> _Problem to solve_:
Scan the material below for the string "Thang", and copy every line where it shows up.

---*---

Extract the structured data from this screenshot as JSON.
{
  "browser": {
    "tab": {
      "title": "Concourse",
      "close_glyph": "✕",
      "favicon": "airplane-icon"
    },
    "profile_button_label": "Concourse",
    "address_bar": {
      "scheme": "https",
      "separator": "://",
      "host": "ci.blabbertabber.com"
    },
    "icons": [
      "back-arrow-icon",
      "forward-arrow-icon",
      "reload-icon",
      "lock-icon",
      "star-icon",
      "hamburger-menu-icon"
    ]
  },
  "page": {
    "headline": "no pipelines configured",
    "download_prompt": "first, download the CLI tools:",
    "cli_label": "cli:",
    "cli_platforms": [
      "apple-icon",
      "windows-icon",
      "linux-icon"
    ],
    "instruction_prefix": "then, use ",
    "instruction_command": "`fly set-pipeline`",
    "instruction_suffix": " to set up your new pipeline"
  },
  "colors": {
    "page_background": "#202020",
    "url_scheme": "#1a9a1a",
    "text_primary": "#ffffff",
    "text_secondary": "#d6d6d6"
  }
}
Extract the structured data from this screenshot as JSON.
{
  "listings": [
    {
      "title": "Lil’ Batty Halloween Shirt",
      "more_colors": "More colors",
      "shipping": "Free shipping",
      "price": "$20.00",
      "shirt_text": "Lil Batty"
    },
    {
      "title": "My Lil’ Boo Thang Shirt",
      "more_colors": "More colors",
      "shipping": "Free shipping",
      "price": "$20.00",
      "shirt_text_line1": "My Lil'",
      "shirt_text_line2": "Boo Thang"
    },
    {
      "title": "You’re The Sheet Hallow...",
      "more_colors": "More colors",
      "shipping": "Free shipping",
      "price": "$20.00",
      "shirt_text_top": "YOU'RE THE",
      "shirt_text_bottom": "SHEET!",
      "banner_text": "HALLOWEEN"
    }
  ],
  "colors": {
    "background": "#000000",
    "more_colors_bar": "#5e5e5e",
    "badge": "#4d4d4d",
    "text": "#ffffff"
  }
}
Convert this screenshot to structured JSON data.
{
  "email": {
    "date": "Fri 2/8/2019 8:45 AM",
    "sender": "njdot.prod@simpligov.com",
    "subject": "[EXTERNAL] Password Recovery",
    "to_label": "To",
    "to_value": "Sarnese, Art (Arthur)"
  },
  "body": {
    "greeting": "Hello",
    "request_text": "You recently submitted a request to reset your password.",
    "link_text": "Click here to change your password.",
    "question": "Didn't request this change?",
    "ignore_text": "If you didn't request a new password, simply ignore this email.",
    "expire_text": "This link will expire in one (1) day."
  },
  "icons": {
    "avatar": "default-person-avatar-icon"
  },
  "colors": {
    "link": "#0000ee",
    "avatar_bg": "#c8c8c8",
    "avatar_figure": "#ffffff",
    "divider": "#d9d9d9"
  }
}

---*---

> _Exercise answer_:
      "title": "My Lil’ Boo Thang Shirt",
      "shirt_text_line2": "Boo Thang"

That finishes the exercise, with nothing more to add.